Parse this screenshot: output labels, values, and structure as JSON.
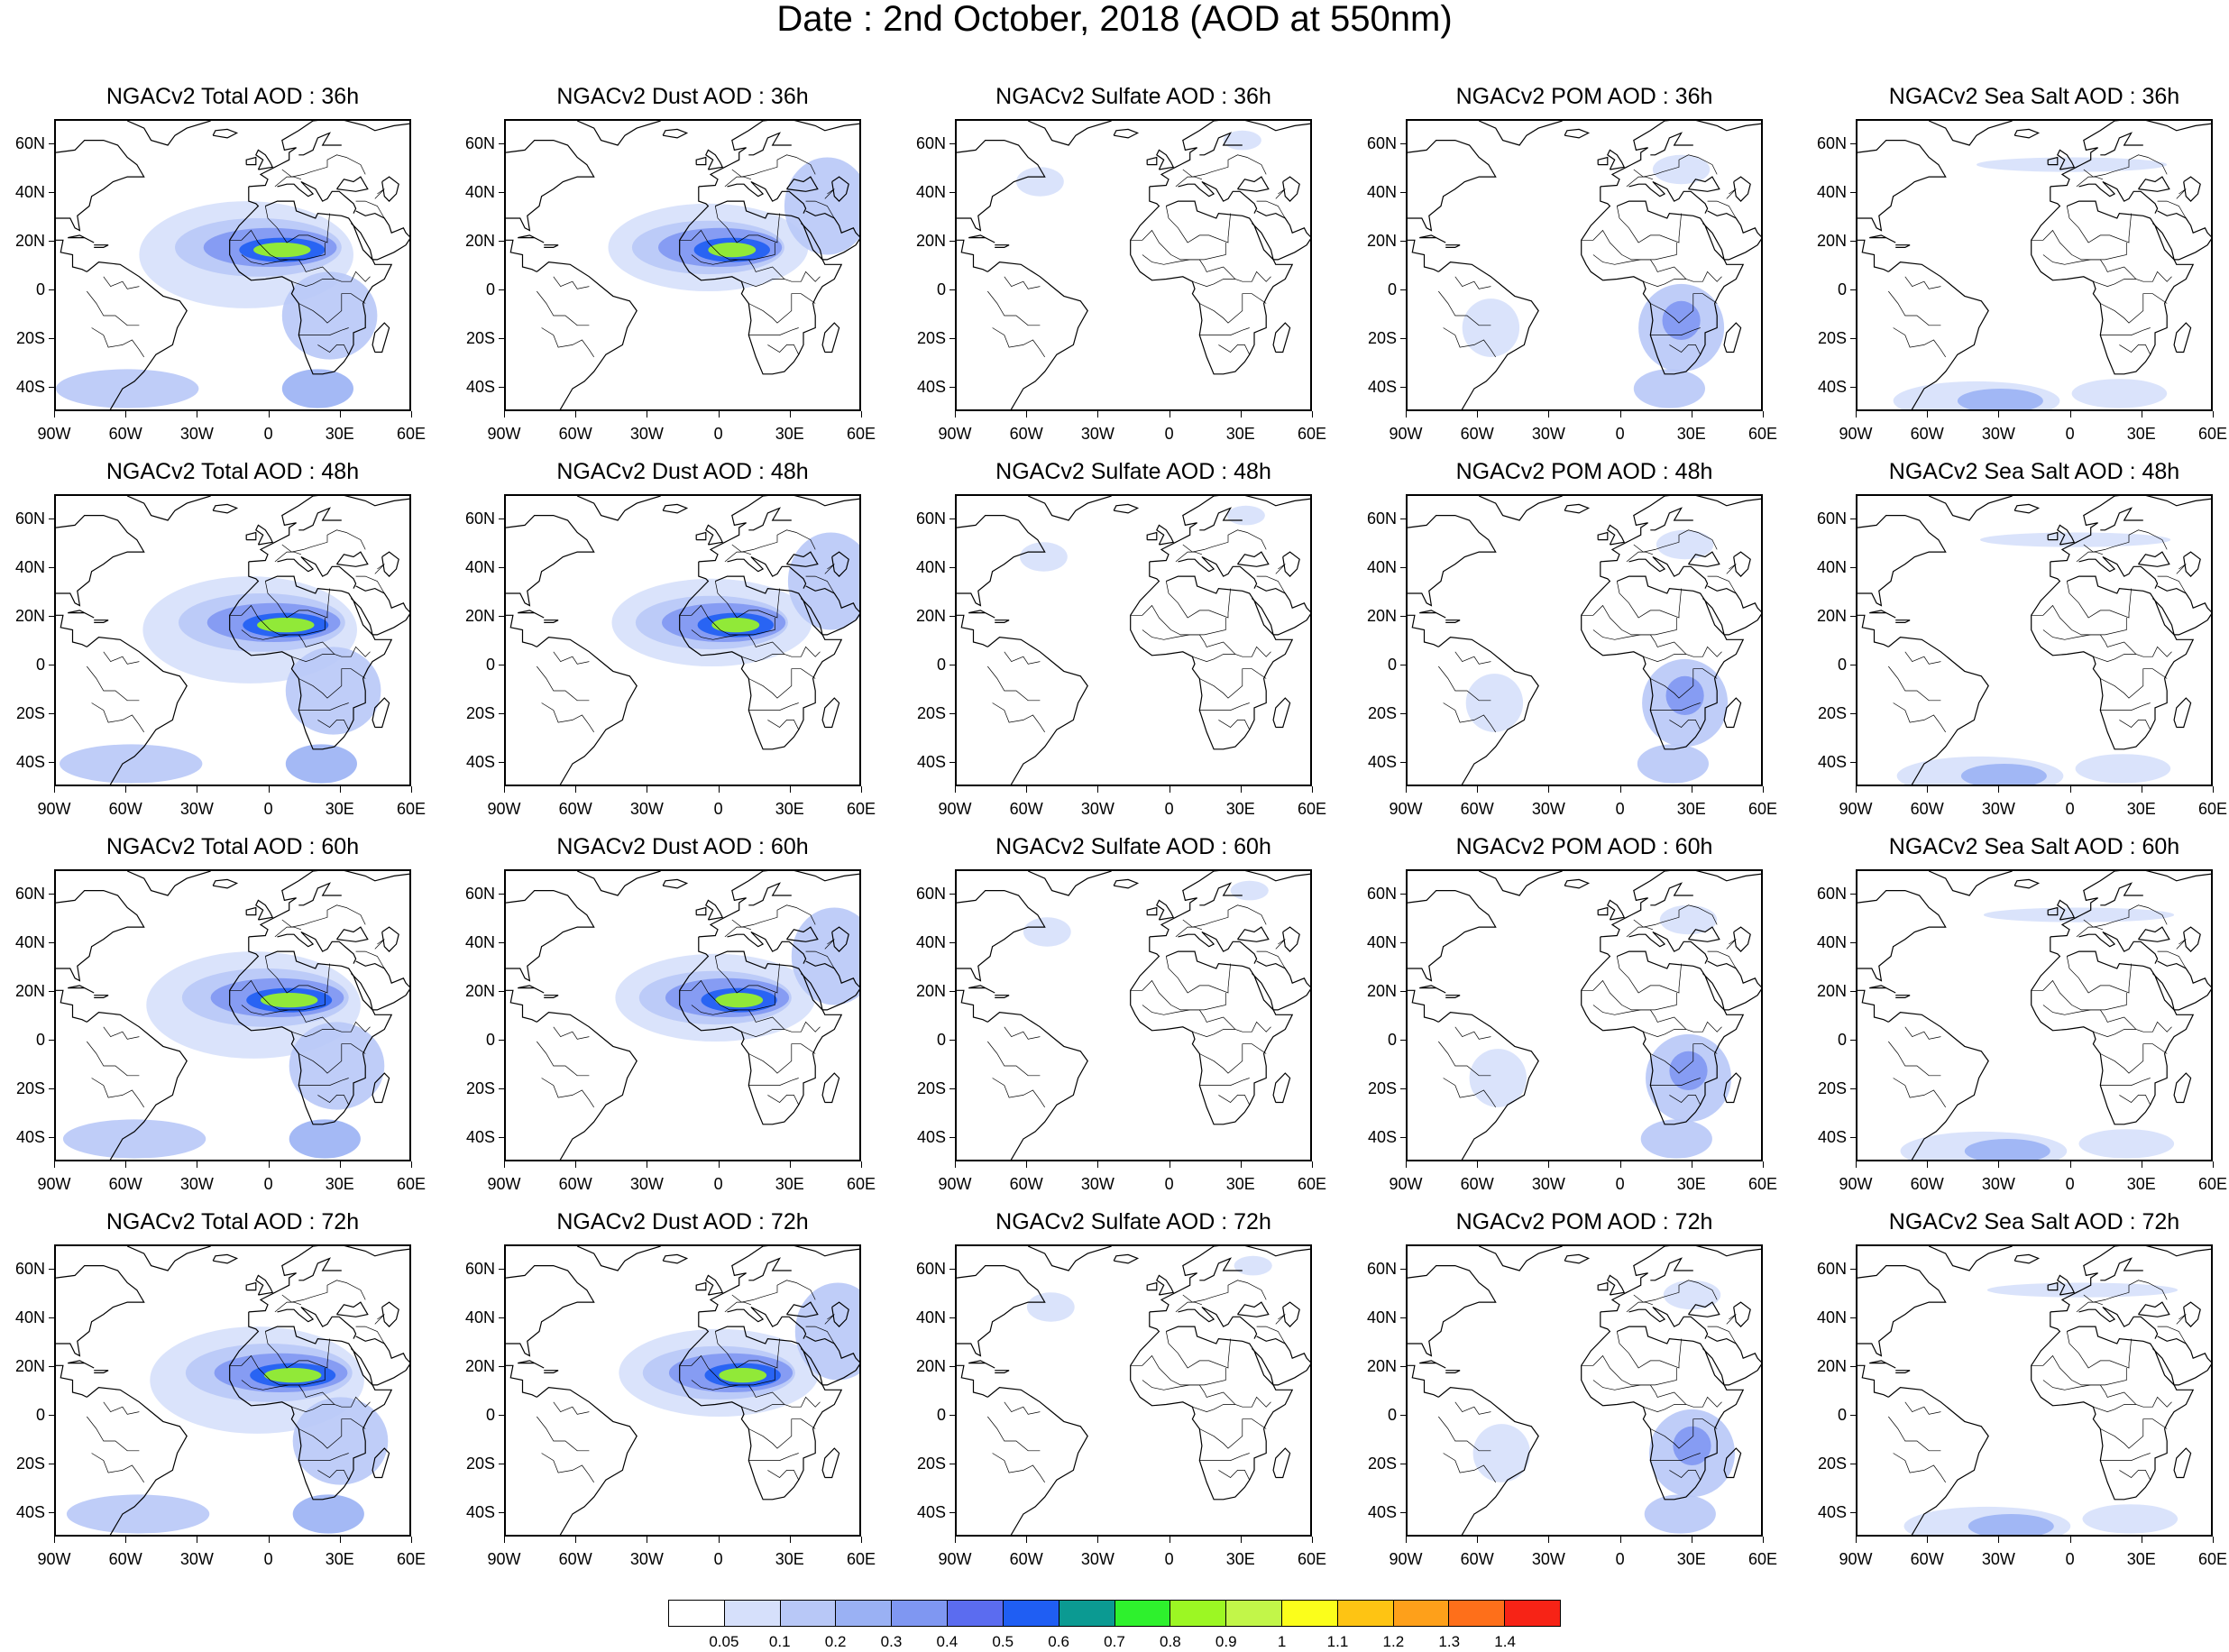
{
  "title": "Date : 2nd October, 2018 (AOD at 550nm)",
  "grid": {
    "rows": [
      "36h",
      "48h",
      "60h",
      "72h"
    ],
    "columns": [
      "Total",
      "Dust",
      "Sulfate",
      "POM",
      "Sea Salt"
    ],
    "panel_titles": [
      [
        "NGACv2 Total AOD : 36h",
        "NGACv2 Dust AOD : 36h",
        "NGACv2 Sulfate AOD : 36h",
        "NGACv2 POM AOD : 36h",
        "NGACv2 Sea Salt AOD : 36h"
      ],
      [
        "NGACv2 Total AOD : 48h",
        "NGACv2 Dust AOD : 48h",
        "NGACv2 Sulfate AOD : 48h",
        "NGACv2 POM AOD : 48h",
        "NGACv2 Sea Salt AOD : 48h"
      ],
      [
        "NGACv2 Total AOD : 60h",
        "NGACv2 Dust AOD : 60h",
        "NGACv2 Sulfate AOD : 60h",
        "NGACv2 POM AOD : 60h",
        "NGACv2 Sea Salt AOD : 60h"
      ],
      [
        "NGACv2 Total AOD : 72h",
        "NGACv2 Dust AOD : 72h",
        "NGACv2 Sulfate AOD : 72h",
        "NGACv2 POM AOD : 72h",
        "NGACv2 Sea Salt  AOD : 72h"
      ]
    ]
  },
  "map_extent": {
    "lon": [
      -90,
      60
    ],
    "lat": [
      -50,
      70
    ]
  },
  "lat_labels": [
    "60N",
    "40N",
    "20N",
    "0",
    "20S",
    "40S"
  ],
  "lon_labels": [
    "90W",
    "60W",
    "30W",
    "0",
    "30E",
    "60E"
  ],
  "colorbar": {
    "labels": [
      "0.05",
      "0.1",
      "0.2",
      "0.3",
      "0.4",
      "0.5",
      "0.6",
      "0.7",
      "0.8",
      "0.9",
      "1",
      "1.1",
      "1.2",
      "1.3",
      "1.4"
    ],
    "colors": [
      "#ffffff",
      "#d6e0fb",
      "#b8c8f7",
      "#9ab1f4",
      "#7f97f2",
      "#5b6cf0",
      "#1f5ef3",
      "#0b9a92",
      "#2ef12d",
      "#9cf723",
      "#c2f649",
      "#fbfe1b",
      "#fec413",
      "#fea01a",
      "#fe6f1a",
      "#f72316"
    ]
  },
  "colors": {
    "land_outline": "#000000",
    "frame": "#000000"
  }
}
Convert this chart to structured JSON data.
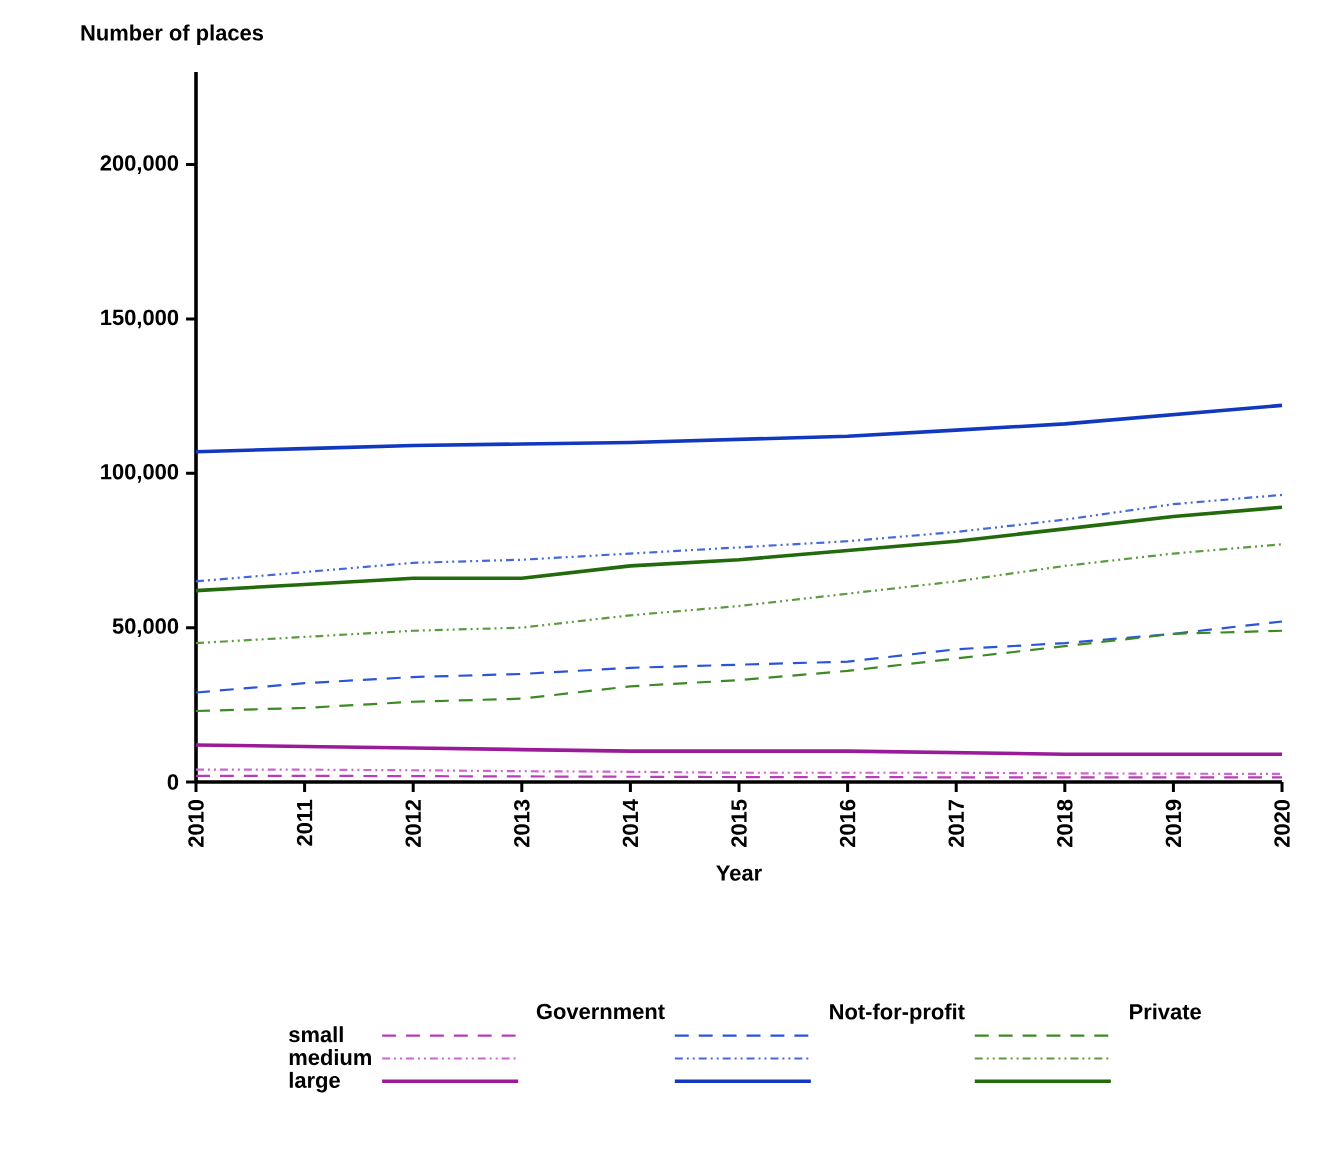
{
  "chart_data": {
    "type": "line",
    "ylabel": "Number of places",
    "xlabel": "Year",
    "x": [
      2010,
      2011,
      2012,
      2013,
      2014,
      2015,
      2016,
      2017,
      2018,
      2019,
      2020
    ],
    "xlim": [
      2010,
      2020
    ],
    "xticks": [
      2010,
      2011,
      2012,
      2013,
      2014,
      2015,
      2016,
      2017,
      2018,
      2019,
      2020
    ],
    "ylim": [
      0,
      230000
    ],
    "yticks": [
      0,
      {
        "value": 50000,
        "label": "50,000"
      },
      {
        "value": 100000,
        "label": "100,000"
      },
      {
        "value": 150000,
        "label": "150,000"
      },
      {
        "value": 200000,
        "label": "200,000"
      }
    ],
    "annotations": [
      "Government",
      "Not-for-profit",
      "Private",
      "small",
      "medium",
      "large"
    ],
    "series": [
      {
        "color": "#b83cb8",
        "line_style": "dashed",
        "values": [
          2000,
          2000,
          1900,
          1800,
          1700,
          1600,
          1600,
          1500,
          1500,
          1500,
          1500
        ]
      },
      {
        "color": "#cc66cc",
        "line_style": "dashdotdotted",
        "values": [
          4000,
          4000,
          3800,
          3500,
          3300,
          3000,
          3000,
          3000,
          2800,
          2700,
          2600
        ]
      },
      {
        "color": "#9a1a9a",
        "line_style": "solid",
        "values": [
          12000,
          11500,
          11000,
          10500,
          10000,
          10000,
          10000,
          9500,
          9000,
          9000,
          9000
        ]
      },
      {
        "color": "#2a55d8",
        "line_style": "dashed",
        "values": [
          29000,
          32000,
          34000,
          35000,
          37000,
          38000,
          39000,
          43000,
          45000,
          48000,
          52000
        ]
      },
      {
        "color": "#4468dc",
        "line_style": "dashdotdotted",
        "values": [
          65000,
          68000,
          71000,
          72000,
          74000,
          76000,
          78000,
          81000,
          85000,
          90000,
          93000
        ]
      },
      {
        "color": "#1238c0",
        "line_style": "solid",
        "values": [
          107000,
          108000,
          109000,
          109500,
          110000,
          111000,
          112000,
          114000,
          116000,
          119000,
          122000
        ]
      },
      {
        "color": "#3d8a24",
        "line_style": "dashed",
        "values": [
          23000,
          24000,
          26000,
          27000,
          31000,
          33000,
          36000,
          40000,
          44000,
          48000,
          49000
        ]
      },
      {
        "color": "#5c9a40",
        "line_style": "dashdotdotted",
        "values": [
          45000,
          47000,
          49000,
          50000,
          54000,
          57000,
          61000,
          65000,
          70000,
          74000,
          77000
        ]
      },
      {
        "color": "#226a0c",
        "line_style": "solid",
        "values": [
          62000,
          64000,
          66000,
          66000,
          70000,
          72000,
          75000,
          78000,
          82000,
          86000,
          89000
        ]
      }
    ]
  }
}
+++++
**Given exercise:**
Leave out the pictures, and give all the records again exactly.

**Response:**
Parse this screenshot: output labels, values, and structure as JSON.
{
  "title": "Date : 2nd October, 2018 (AOD at 550nm)",
  "grid": {
    "rows": [
      "36h",
      "48h",
      "60h",
      "72h"
    ],
    "columns": [
      "Total",
      "Dust",
      "Sulfate",
      "POM",
      "Sea Salt"
    ],
    "panel_titles": [
      [
        "NGACv2 Total AOD : 36h",
        "NGACv2 Dust AOD : 36h",
        "NGACv2 Sulfate AOD : 36h",
        "NGACv2 POM AOD : 36h",
        "NGACv2 Sea Salt AOD : 36h"
      ],
      [
        "NGACv2 Total AOD : 48h",
        "NGACv2 Dust AOD : 48h",
        "NGACv2 Sulfate AOD : 48h",
        "NGACv2 POM AOD : 48h",
        "NGACv2 Sea Salt AOD : 48h"
      ],
      [
        "NGACv2 Total AOD : 60h",
        "NGACv2 Dust AOD : 60h",
        "NGACv2 Sulfate AOD : 60h",
        "NGACv2 POM AOD : 60h",
        "NGACv2 Sea Salt AOD : 60h"
      ],
      [
        "NGACv2 Total AOD : 72h",
        "NGACv2 Dust AOD : 72h",
        "NGACv2 Sulfate AOD : 72h",
        "NGACv2 POM AOD : 72h",
        "NGACv2 Sea Salt  AOD : 72h"
      ]
    ]
  },
  "map_extent": {
    "lon": [
      -90,
      60
    ],
    "lat": [
      -50,
      70
    ]
  },
  "lat_labels": [
    "60N",
    "40N",
    "20N",
    "0",
    "20S",
    "40S"
  ],
  "lon_labels": [
    "90W",
    "60W",
    "30W",
    "0",
    "30E",
    "60E"
  ],
  "colorbar": {
    "labels": [
      "0.05",
      "0.1",
      "0.2",
      "0.3",
      "0.4",
      "0.5",
      "0.6",
      "0.7",
      "0.8",
      "0.9",
      "1",
      "1.1",
      "1.2",
      "1.3",
      "1.4"
    ],
    "colors": [
      "#ffffff",
      "#d6e0fb",
      "#b8c8f7",
      "#9ab1f4",
      "#7f97f2",
      "#5b6cf0",
      "#1f5ef3",
      "#0b9a92",
      "#2ef12d",
      "#9cf723",
      "#c2f649",
      "#fbfe1b",
      "#fec413",
      "#fea01a",
      "#fe6f1a",
      "#f72316"
    ]
  },
  "colors": {
    "land_outline": "#000000",
    "frame": "#000000"
  }
}
Convert this chart to structured JSON data.
{
  "chart_data": {
    "type": "line",
    "ylabel": "Number of places",
    "xlabel": "Year",
    "x": [
      2010,
      2011,
      2012,
      2013,
      2014,
      2015,
      2016,
      2017,
      2018,
      2019,
      2020
    ],
    "xlim": [
      2010,
      2020
    ],
    "xticks": [
      2010,
      2011,
      2012,
      2013,
      2014,
      2015,
      2016,
      2017,
      2018,
      2019,
      2020
    ],
    "ylim": [
      0,
      230000
    ],
    "yticks": [
      0,
      {
        "value": 50000,
        "label": "50,000"
      },
      {
        "value": 100000,
        "label": "100,000"
      },
      {
        "value": 150000,
        "label": "150,000"
      },
      {
        "value": 200000,
        "label": "200,000"
      }
    ],
    "annotations": [
      "Government",
      "Not-for-profit",
      "Private",
      "small",
      "medium",
      "large"
    ],
    "series": [
      {
        "color": "#b83cb8",
        "line_style": "dashed",
        "values": [
          2000,
          2000,
          1900,
          1800,
          1700,
          1600,
          1600,
          1500,
          1500,
          1500,
          1500
        ]
      },
      {
        "color": "#cc66cc",
        "line_style": "dashdotdotted",
        "values": [
          4000,
          4000,
          3800,
          3500,
          3300,
          3000,
          3000,
          3000,
          2800,
          2700,
          2600
        ]
      },
      {
        "color": "#9a1a9a",
        "line_style": "solid",
        "values": [
          12000,
          11500,
          11000,
          10500,
          10000,
          10000,
          10000,
          9500,
          9000,
          9000,
          9000
        ]
      },
      {
        "color": "#2a55d8",
        "line_style": "dashed",
        "values": [
          29000,
          32000,
          34000,
          35000,
          37000,
          38000,
          39000,
          43000,
          45000,
          48000,
          52000
        ]
      },
      {
        "color": "#4468dc",
        "line_style": "dashdotdotted",
        "values": [
          65000,
          68000,
          71000,
          72000,
          74000,
          76000,
          78000,
          81000,
          85000,
          90000,
          93000
        ]
      },
      {
        "color": "#1238c0",
        "line_style": "solid",
        "values": [
          107000,
          108000,
          109000,
          109500,
          110000,
          111000,
          112000,
          114000,
          116000,
          119000,
          122000
        ]
      },
      {
        "color": "#3d8a24",
        "line_style": "dashed",
        "values": [
          23000,
          24000,
          26000,
          27000,
          31000,
          33000,
          36000,
          40000,
          44000,
          48000,
          49000
        ]
      },
      {
        "color": "#5c9a40",
        "line_style": "dashdotdotted",
        "values": [
          45000,
          47000,
          49000,
          50000,
          54000,
          57000,
          61000,
          65000,
          70000,
          74000,
          77000
        ]
      },
      {
        "color": "#226a0c",
        "line_style": "solid",
        "values": [
          62000,
          64000,
          66000,
          66000,
          70000,
          72000,
          75000,
          78000,
          82000,
          86000,
          89000
        ]
      }
    ]
  }
}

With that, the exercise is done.